Restate the complete material exactly.
>> BEGIN
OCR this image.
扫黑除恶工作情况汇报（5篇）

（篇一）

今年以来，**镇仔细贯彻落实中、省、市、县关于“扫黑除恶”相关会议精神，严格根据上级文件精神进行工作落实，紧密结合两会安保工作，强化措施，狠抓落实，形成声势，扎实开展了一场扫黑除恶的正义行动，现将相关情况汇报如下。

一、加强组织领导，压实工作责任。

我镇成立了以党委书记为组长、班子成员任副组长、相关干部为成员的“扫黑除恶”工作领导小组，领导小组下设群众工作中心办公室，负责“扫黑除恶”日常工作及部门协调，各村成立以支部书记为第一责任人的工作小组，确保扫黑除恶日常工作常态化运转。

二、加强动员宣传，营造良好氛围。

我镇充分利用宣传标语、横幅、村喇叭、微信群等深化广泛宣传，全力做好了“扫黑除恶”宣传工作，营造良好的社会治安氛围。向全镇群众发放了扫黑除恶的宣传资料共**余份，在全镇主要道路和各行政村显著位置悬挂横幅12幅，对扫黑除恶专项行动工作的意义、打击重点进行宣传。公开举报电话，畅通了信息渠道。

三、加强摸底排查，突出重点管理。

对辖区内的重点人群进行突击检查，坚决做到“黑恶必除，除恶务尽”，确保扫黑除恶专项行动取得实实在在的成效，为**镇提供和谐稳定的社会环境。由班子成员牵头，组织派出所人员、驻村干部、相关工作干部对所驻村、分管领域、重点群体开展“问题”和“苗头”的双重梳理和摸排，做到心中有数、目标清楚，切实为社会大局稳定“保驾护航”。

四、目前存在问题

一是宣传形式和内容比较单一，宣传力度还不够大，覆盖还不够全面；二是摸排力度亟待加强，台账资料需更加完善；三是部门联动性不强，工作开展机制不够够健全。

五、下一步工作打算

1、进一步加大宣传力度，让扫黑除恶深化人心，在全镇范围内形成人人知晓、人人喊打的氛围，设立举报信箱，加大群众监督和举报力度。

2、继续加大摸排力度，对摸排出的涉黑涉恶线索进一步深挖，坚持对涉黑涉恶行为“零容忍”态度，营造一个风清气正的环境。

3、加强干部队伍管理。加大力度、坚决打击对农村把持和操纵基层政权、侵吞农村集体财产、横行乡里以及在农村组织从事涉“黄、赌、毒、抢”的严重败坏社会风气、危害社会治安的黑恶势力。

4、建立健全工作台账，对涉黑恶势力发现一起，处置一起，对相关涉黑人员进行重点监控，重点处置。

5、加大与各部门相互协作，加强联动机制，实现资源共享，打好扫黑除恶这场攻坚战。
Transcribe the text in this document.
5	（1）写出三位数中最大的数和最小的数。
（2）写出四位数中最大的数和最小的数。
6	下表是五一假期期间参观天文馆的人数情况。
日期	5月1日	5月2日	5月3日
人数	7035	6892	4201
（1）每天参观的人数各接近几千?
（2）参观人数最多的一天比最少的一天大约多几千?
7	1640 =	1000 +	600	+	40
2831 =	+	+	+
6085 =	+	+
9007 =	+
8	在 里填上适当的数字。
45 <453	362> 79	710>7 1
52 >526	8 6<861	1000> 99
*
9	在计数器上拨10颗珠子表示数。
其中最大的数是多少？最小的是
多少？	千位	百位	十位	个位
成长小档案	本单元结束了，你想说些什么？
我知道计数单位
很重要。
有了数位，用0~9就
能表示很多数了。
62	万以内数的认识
>> END
Solution for this task:
OCR this image.
扫黑除恶工作情况汇报（5篇）

（篇一）

今年以来，**镇仔细贯彻落实中、省、市、县关于“扫黑除恶”相关会议精神，严格根据上级文件精神进行工作落实，紧密结合两会安保工作，强化措施，狠抓落实，形成声势，扎实开展了一场扫黑除恶的正义行动，现将相关情况汇报如下。

一、加强组织领导，压实工作责任。

我镇成立了以党委书记为组长、班子成员任副组长、相关干部为成员的“扫黑除恶”工作领导小组，领导小组下设群众工作中心办公室，负责“扫黑除恶”日常工作及部门协调，各村成立以支部书记为第一责任人的工作小组，确保扫黑除恶日常工作常态化运转。

二、加强动员宣传，营造良好氛围。

我镇充分利用宣传标语、横幅、村喇叭、微信群等深化广泛宣传，全力做好了“扫黑除恶”宣传工作，营造良好的社会治安氛围。向全镇群众发放了扫黑除恶的宣传资料共**余份，在全镇主要道路和各行政村显著位置悬挂横幅12幅，对扫黑除恶专项行动工作的意义、打击重点进行宣传。公开举报电话，畅通了信息渠道。

三、加强摸底排查，突出重点管理。

对辖区内的重点人群进行突击检查，坚决做到“黑恶必除，除恶务尽”，确保扫黑除恶专项行动取得实实在在的成效，为**镇提供和谐稳定的社会环境。由班子成员牵头，组织派出所人员、驻村干部、相关工作干部对所驻村、分管领域、重点群体开展“问题”和“苗头”的双重梳理和摸排，做到心中有数、目标清楚，切实为社会大局稳定“保驾护航”。

四、目前存在问题

一是宣传形式和内容比较单一，宣传力度还不够大，覆盖还不够全面；二是摸排力度亟待加强，台账资料需更加完善；三是部门联动性不强，工作开展机制不够够健全。

五、下一步工作打算

1、进一步加大宣传力度，让扫黑除恶深化人心，在全镇范围内形成人人知晓、人人喊打的氛围，设立举报信箱，加大群众监督和举报力度。

2、继续加大摸排力度，对摸排出的涉黑涉恶线索进一步深挖，坚持对涉黑涉恶行为“零容忍”态度，营造一个风清气正的环境。

3、加强干部队伍管理。加大力度、坚决打击对农村把持和操纵基层政权、侵吞农村集体财产、横行乡里以及在农村组织从事涉“黄、赌、毒、抢”的严重败坏社会风气、危害社会治安的黑恶势力。

4、建立健全工作台账，对涉黑恶势力发现一起，处置一起，对相关涉黑人员进行重点监控，重点处置。

5、加大与各部门相互协作，加强联动机制，实现资源共享，打好扫黑除恶这场攻坚战。
Transcribe the text in this document.
5	（1）写出三位数中最大的数和最小的数。
（2）写出四位数中最大的数和最小的数。
6	下表是五一假期期间参观天文馆的人数情况。
日期	5月1日	5月2日	5月3日
人数	7035	6892	4201
（1）每天参观的人数各接近几千?
（2）参观人数最多的一天比最少的一天大约多几千?
7	1640 =	1000 +	600	+	40
2831 =	+	+	+
6085 =	+	+
9007 =	+
8	在 里填上适当的数字。
45 <453	362> 79	710>7 1
52 >526	8 6<861	1000> 99
*
9	在计数器上拨10颗珠子表示数。
其中最大的数是多少？最小的是
多少？	千位	百位	十位	个位
成长小档案	本单元结束了，你想说些什么？
我知道计数单位
很重要。
有了数位，用0~9就
能表示很多数了。
62	万以内数的认识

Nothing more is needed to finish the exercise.